Direction - Leave out the pictures and copy every record exactly.
── Provided records
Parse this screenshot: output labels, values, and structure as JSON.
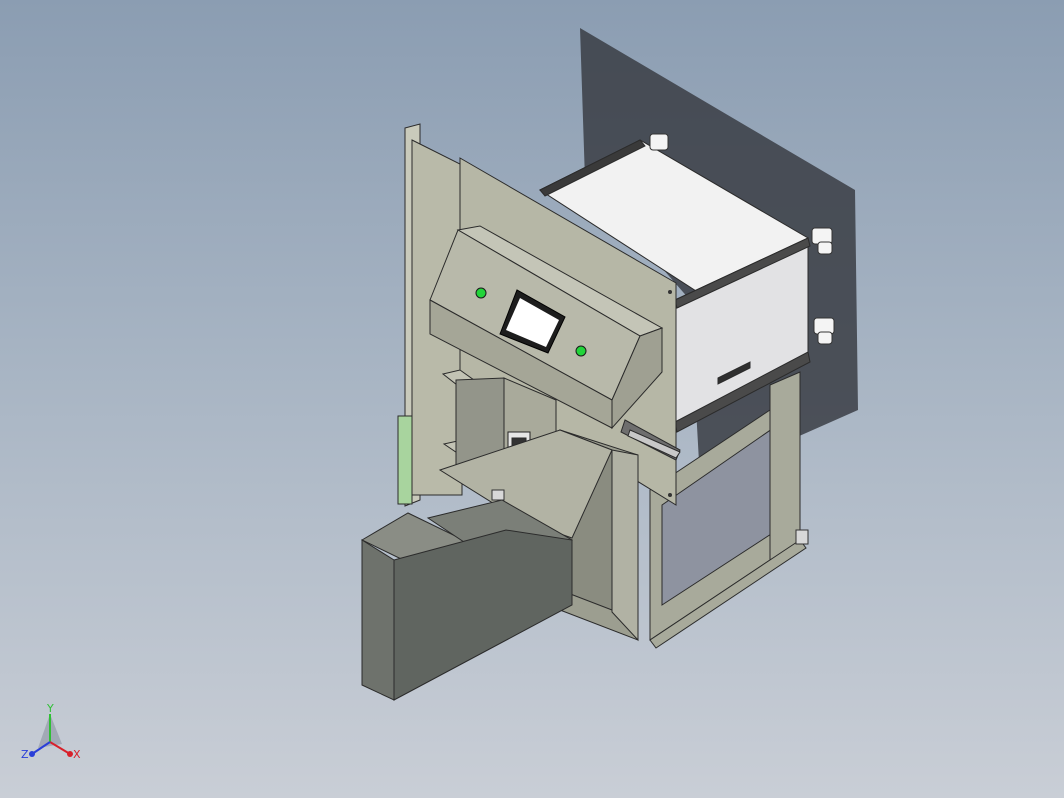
{
  "viewport": {
    "background_top": "#8b9db2",
    "background_bottom": "#c9ced6"
  },
  "model": {
    "frame_color": "#a9ab9c",
    "panel_color": "#b4b5a5",
    "cabinet_color": "#ececec",
    "indicator_color": "#22d43a",
    "screen_color": "#ffffff"
  },
  "triad": {
    "x_label": "X",
    "y_label": "Y",
    "z_label": "Z",
    "x_color": "#d8202a",
    "y_color": "#2fbf35",
    "z_color": "#2a3fd8"
  }
}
────
Complete output -
Parse this screenshot: output labels, values, and structure as JSON.
{
  "viewport": {
    "background_top": "#8b9db2",
    "background_bottom": "#c9ced6"
  },
  "model": {
    "frame_color": "#a9ab9c",
    "panel_color": "#b4b5a5",
    "cabinet_color": "#ececec",
    "indicator_color": "#22d43a",
    "screen_color": "#ffffff"
  },
  "triad": {
    "x_label": "X",
    "y_label": "Y",
    "z_label": "Z",
    "x_color": "#d8202a",
    "y_color": "#2fbf35",
    "z_color": "#2a3fd8"
  }
}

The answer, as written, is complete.